*KUTIPAN DOKUMEN*
►
PRAYA – Yayasan Pondok Pesantren (Ponpes) Raudatul Jannah NW Bundua Desa Jago tengah disorot lantaran kasus dugaan santri hamil.
Setelah mendapat kecaman dari Forum Kerja Sama Pondok Pesantren (FKSPP), kini giliran kepala Kementerian Agama (Kemenag) Loteng yang angkat bicara.
Fakta baru terungkap, yayasan ponpes yang satu ini ternyata belum memiliki izin operasional dari Kemenag. Namun memberanikan diri menggunakan label pondok pesantren. Tentu ini dinilai melanggar aturan, sehingga membuat Kemenag mengambil sikap tegas.
“Ini namanya mengklaim dirinya sebagai pondok pesantren. Jadi masyarakat sekarang harus lebih hati-hati memilih pondok pesantren mana yang sudah memiliki izin dari kementerian agama dan mana yang ilegal. Apalagi masalah santri kemarin, membuat nama baik pondok pesantren tercoreng,” tegas Kepala Kantor Kemenag Loteng, H Jaelani Ibrahim, Kamis (19/1/2023).
Pihaknya mengimbau bagi seluruh pondok pesantren yang sudah memiliki izin harus menyertakan nomor SK perizinan di plang gerbang masuk pondok pesantren supaya masyarakat mengetahui mana saja pondok pesantren yang sudah memiliki izin atau belum.
“Jadi yang belum memiliki izin cukup hanya berlabel yayasan saja, jangan pondok pesantren,” tegasnya.
Begitu pula yayasan yang sedang menjalankan program Diniyah juga harus memiliki izin operasional, tidak sembarangan. Apalagi sampai memakai label pondok pesantren, izinnya lebih ketat lagi.
“Ini baru menjalankan program Diniyah saja sudah mengklaim dirinya sebagai pondok pesantren, itu salah,” sentilnya.
Sebagai bentuk ketegasan, pihaknya akan memerintahkan tim untuk segera melakukan pencabutan plang, jika melalui lisan tidak dipatuhi oleh pihak yayasan yang bersangkutan.
“Besok kita kumpulkan tokoh-tokoh di sana supaya segera mencopot plang atau menggantinya, belum ada izin sudah mendahulukan diri mengatasnamakan pondok pesantren,” tegasnya.
◄
*BAGIAN DATA*
►
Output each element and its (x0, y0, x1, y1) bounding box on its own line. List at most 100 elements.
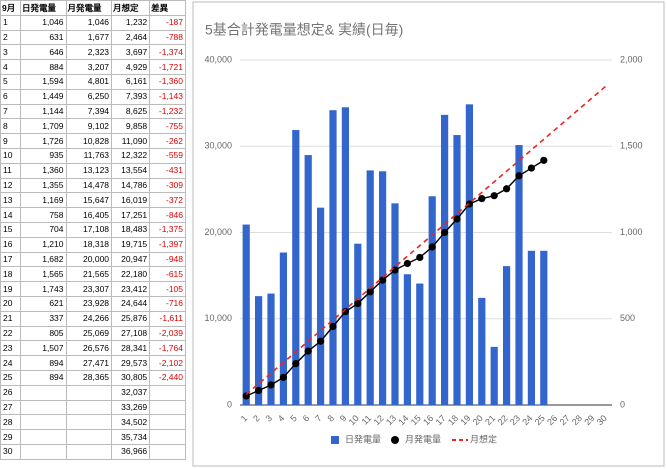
column-header: 日発電量 (19, 0, 67, 16)
table-row: 6 1,449 6,250 7,393 -1,143 (0, 88, 186, 105)
cell: 1,743 (19, 281, 67, 297)
bar (503, 266, 511, 405)
cell: 1,565 (19, 266, 67, 283)
cell (19, 429, 67, 445)
cell: 11,090 (111, 133, 151, 149)
cell: 337 (19, 310, 67, 327)
cell: -262 (149, 133, 186, 149)
column-header: 月発電量 (65, 0, 113, 16)
y-tick-label: 0 (227, 399, 232, 409)
cell (19, 414, 67, 431)
bar (354, 243, 362, 405)
point (416, 253, 424, 262)
cell: 1,449 (19, 88, 67, 105)
cell: -559 (149, 147, 186, 164)
bar (403, 274, 411, 405)
cell: -716 (149, 295, 186, 312)
x-tick-label: 6 (301, 413, 312, 424)
x-tick-label: 7 (313, 413, 324, 424)
cell: 9,858 (111, 118, 151, 135)
cell: -846 (149, 207, 186, 223)
cell: 1,210 (19, 236, 67, 253)
cell: -2,102 (149, 355, 186, 371)
header-row: 9月 日発電量 月発電量 月想定 差異 (0, 0, 186, 16)
cell: 884 (19, 59, 67, 75)
cell: 22 (0, 325, 21, 342)
table-row: 8 1,709 9,102 9,858 -755 (0, 118, 186, 135)
column-header: 9月 (0, 0, 21, 16)
bar (490, 346, 498, 405)
cell: 36,966 (111, 443, 151, 460)
cell: -948 (149, 251, 186, 268)
table-row: 2 631 1,677 2,464 -788 (0, 29, 186, 46)
y-tick-label: 40,000 (204, 54, 232, 64)
cell: 27,108 (111, 325, 151, 342)
cell: 9 (0, 133, 21, 149)
cell: 3,207 (65, 59, 113, 75)
point (354, 299, 362, 308)
table-row: 13 1,169 15,647 16,019 -372 (0, 192, 186, 209)
y2-tick-label: 2,000 (620, 54, 643, 64)
bar (317, 207, 325, 405)
cell (149, 443, 186, 460)
sheet-table: 9月 日発電量 月発電量 月想定 差異 1 1,046 1,046 1,232 -187 2 631 1… (0, 0, 186, 460)
cell: 22,180 (111, 266, 151, 283)
cell: 8,625 (111, 103, 151, 120)
table-row: 5 1,594 4,801 6,161 -1,360 (0, 73, 186, 90)
cell: -1,397 (149, 236, 186, 253)
cell (65, 384, 113, 401)
x-tick-label: 4 (276, 413, 287, 424)
bar (242, 224, 250, 405)
cell: 758 (19, 207, 67, 223)
cell: 1,726 (19, 133, 67, 149)
x-tick-label: 5 (288, 413, 299, 424)
table-row: 30 36,966 (0, 443, 186, 460)
cell: 23,412 (111, 281, 151, 297)
bar (304, 155, 312, 405)
legend-swatch (331, 436, 339, 444)
cell: -788 (149, 29, 186, 46)
point (329, 322, 337, 331)
table-row: 17 1,682 20,000 20,947 -948 (0, 251, 186, 268)
x-tick-label: 1 (239, 413, 250, 424)
point (255, 386, 263, 395)
cell (65, 414, 113, 431)
y2-tick-label: 0 (620, 399, 625, 409)
table-body: 1 1,046 1,046 1,232 -187 2 631 1,677 2,464 -788 3 6… (0, 14, 186, 460)
dashed-line (245, 85, 607, 395)
cell: 2 (0, 29, 21, 46)
cell: -2,039 (149, 325, 186, 342)
table-row: 4 884 3,207 4,929 -1,721 (0, 59, 186, 75)
table-row: 19 1,743 23,307 23,412 -105 (0, 281, 186, 297)
table-row: 12 1,355 14,478 14,786 -309 (0, 177, 186, 194)
table-row: 15 704 17,108 18,483 -1,375 (0, 221, 186, 238)
cell: 14 (0, 207, 21, 223)
y-tick-label: 10,000 (204, 313, 232, 323)
cell: 1 (0, 14, 21, 31)
y2-tick-label: 1,000 (620, 227, 643, 237)
cell (19, 384, 67, 401)
table-row: 10 935 11,763 12,322 -559 (0, 147, 186, 164)
point (515, 172, 523, 180)
cell: -105 (149, 281, 186, 297)
point (366, 288, 374, 296)
cell: 25,876 (111, 310, 151, 327)
point (428, 243, 436, 251)
cell: 30 (0, 443, 21, 460)
cell: -615 (149, 266, 186, 283)
cell: 935 (19, 147, 67, 164)
cell: -431 (149, 162, 186, 179)
bar (465, 104, 473, 406)
bar (527, 250, 535, 405)
cell: 1,360 (19, 162, 67, 179)
point (279, 373, 287, 381)
cell: -1,232 (149, 103, 186, 120)
cell: 23,928 (65, 295, 113, 312)
chart-title: 5基合計発電量想定& 実績(日毎) (205, 22, 403, 38)
bar (292, 130, 300, 405)
cell: 2,323 (65, 44, 113, 61)
bar (391, 203, 399, 405)
cell: -187 (149, 14, 186, 31)
cell: 26 (0, 384, 21, 401)
point (379, 276, 387, 284)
◄
*PERSYARATAN TUGAS*
Menurut kutipan dokumen, apa yang harus dicantumkan oleh pondok pesantren yang sudah berizin pada plang gerbang masuknya? Mohon jawab singkat. Item-item di atas diambil dari sumber lain.

*JAWABAN*
Nomor SK perizinan.